#### Work item A
Duplicate the part of the event page below between "Date and Time" and "maternal health equity.", inclusive.
#### Work item B
According to the event page below, how many years did Jordana Frost spend at March of Dimes before joining the Institute for Medicaid Innovation?

#### Document text
-=-=-=-=-
Date and Time
THURSDAY, SEPTEMBER 18, 2025 | 2 PM ET/11 AM PT | VIRTUAL
Speaker
Jordana Frost, DrPH, MPH, CPH
Deputy Director, Institute for Medicaid Innovation
Read Bio
Jordana Frost, DrPH, MPH, CPH, serves as Deputy Director at the Institute for Medicaid Innovation. In this senior leadership role, she guides the strategic direction of the organization’s programmatic and analytical portfolio while working closely with the founding executive director and governing board to lead cross-functional operations and strategic business development priorities. Prior to joining IMI, Jordana spent nine years at March of Dimes, leading teams of employees, volunteers, and cross-sector partners in planning, resourcing, and implementing initiatives to reduce preterm birth and advance maternal health equity.
Dr. Frost has also supported families as a childbirth doula; provided lactation counseling in a community health center; managed home visiting services for Medicaid enrollees and WIC recipients; led health literacy initiatives supporting recent immigrant communities; taught graduate public health students; and facilitated wellness programs for local government employees.
A Returned Peace Corps Volunteer who served as a Business Development volunteer in the Islamic Republic of Mauritania, Dr. Frost earned a Bachelor’s in Business Administration from Indiana University, a Master’s in Public Health from the University of South Florida, and a Doctorate in Public Health from Boston University, where she researched perinatal health services and equitable access to high-value, high-quality maternity care models. Her doctoral research, in particular, was focused on midwifery-led birth centers that took deliberate steps to diversify their client mix to increase Medicaid-covered individuals and patients who identify as a member of a minoritized group.
Event Description
The midwifery-led birth center care model continues to gain attention due to rising interests in identifying and scaling high-quality, high-value models of care that improve pregnancy outcomes, lower health care expenditures, and reduce disparities. Funders, health care administrators, policy makers, midwives, collaborating physicians, and other system partners have an interest and role in supporting the acceleration of equitable access to midwifery-led birth center care, particularly for individuals with low-risk pregnancies who stand to benefit the most from utilizing this model of care but do not yet have access to it. Freestanding birth centers continue to optimize ways in which they can stabilize and become sustainable long-term, while diversifying their client mix to include more Medicaid-insured patients. An innovative pathway to mitigate threats to sustainability and expand access for Medicaid-insured patients is integration with Federally Qualified Health Centers (FQHCs). Dr. Frost will share an overview of the benefits and drawbacks of this integrated model, as well as opportunities for coordinated investment efforts in support of this innovative solution.
-=-=-=-=-
(Stored items)
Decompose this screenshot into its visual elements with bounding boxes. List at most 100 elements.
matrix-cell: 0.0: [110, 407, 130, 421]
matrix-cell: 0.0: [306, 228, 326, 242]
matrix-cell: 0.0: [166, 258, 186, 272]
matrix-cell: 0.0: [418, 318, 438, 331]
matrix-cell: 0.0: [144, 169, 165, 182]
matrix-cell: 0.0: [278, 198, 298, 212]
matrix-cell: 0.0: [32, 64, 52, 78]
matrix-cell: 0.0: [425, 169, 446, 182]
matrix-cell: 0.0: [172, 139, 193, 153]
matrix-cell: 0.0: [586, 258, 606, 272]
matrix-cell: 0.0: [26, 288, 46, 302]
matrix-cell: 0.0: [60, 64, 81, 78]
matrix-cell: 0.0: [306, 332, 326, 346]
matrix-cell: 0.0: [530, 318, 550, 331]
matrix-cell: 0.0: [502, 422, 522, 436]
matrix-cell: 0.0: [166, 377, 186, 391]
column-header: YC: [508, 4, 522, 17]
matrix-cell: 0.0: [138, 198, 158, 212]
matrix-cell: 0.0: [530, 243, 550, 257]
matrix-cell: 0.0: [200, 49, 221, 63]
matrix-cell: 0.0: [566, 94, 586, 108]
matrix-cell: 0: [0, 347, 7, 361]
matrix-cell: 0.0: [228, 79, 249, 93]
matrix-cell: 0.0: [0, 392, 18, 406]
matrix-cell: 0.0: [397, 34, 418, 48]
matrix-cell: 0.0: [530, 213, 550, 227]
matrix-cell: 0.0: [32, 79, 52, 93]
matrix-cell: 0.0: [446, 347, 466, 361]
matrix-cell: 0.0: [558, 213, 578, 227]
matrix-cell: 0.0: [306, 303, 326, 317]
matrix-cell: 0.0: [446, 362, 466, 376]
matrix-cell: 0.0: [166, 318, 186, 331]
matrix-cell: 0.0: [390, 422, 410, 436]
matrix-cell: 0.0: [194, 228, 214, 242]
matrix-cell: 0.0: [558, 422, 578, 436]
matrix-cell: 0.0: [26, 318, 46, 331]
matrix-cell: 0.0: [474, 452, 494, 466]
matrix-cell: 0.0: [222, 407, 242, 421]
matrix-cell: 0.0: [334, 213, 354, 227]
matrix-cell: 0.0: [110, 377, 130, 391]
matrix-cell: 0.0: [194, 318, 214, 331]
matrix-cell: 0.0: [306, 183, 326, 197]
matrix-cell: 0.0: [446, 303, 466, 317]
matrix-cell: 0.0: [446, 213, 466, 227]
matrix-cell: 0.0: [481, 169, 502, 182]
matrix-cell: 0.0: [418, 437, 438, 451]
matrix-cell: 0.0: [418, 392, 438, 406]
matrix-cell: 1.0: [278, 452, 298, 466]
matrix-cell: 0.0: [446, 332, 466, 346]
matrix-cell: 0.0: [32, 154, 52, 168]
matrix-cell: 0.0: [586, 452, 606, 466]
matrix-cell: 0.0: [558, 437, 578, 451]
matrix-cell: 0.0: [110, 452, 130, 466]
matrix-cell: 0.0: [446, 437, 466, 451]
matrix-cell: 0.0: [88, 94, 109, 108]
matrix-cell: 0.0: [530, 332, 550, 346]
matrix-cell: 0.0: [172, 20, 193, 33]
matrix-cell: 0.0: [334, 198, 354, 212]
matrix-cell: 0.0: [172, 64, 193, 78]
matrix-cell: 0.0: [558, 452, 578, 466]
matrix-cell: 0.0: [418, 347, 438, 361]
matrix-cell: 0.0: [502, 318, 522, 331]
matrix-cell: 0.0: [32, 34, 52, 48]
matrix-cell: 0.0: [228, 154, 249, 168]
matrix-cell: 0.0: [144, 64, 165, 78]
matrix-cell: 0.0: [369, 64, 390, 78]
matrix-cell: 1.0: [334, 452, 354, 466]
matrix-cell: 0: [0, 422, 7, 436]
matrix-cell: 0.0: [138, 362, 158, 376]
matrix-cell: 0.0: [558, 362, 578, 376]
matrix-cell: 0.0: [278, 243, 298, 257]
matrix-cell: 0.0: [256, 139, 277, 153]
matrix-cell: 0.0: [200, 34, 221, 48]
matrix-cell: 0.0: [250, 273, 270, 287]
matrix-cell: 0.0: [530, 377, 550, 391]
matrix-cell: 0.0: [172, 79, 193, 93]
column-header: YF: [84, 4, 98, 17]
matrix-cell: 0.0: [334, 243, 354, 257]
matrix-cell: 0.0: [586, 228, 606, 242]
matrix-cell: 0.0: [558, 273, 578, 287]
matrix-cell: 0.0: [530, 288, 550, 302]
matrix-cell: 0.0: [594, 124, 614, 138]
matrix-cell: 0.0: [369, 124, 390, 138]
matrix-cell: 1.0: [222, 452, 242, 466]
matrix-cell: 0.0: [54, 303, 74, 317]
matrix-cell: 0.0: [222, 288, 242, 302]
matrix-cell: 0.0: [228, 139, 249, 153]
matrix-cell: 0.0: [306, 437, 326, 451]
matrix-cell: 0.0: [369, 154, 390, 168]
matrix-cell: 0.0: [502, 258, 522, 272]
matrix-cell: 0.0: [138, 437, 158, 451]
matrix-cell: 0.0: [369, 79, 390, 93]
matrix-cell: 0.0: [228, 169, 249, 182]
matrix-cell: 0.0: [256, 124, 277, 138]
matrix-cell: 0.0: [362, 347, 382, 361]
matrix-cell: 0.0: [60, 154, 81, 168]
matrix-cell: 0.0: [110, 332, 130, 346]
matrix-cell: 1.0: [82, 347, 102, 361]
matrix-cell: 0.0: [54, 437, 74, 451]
-=-=-=-=-
#### Exercise answer A
Date and Time
THURSDAY, SEPTEMBER 18, 2025 | 2 PM ET/11 AM PT | VIRTUAL
Speaker
Jordana Frost, DrPH, MPH, CPH
Deputy Director, Institute for Medicaid Innovation
Read Bio
Jordana Frost, DrPH, MPH, CPH, serves as Deputy Director at the Institute for Medicaid Innovation. In this senior leadership role, she guides the strategic direction of the organization’s programmatic and analytical portfolio while working closely with the founding executive director and governing board to lead cross-functional operations and strategic business development priorities. Prior to joining IMI, Jordana spent nine years at March of Dimes, leading teams of employees, volunteers, and cross-sector partners in planning, resourcing, and implementing initiatives to reduce preterm birth and advance maternal health equity.

#### Exercise answer B
Nine years.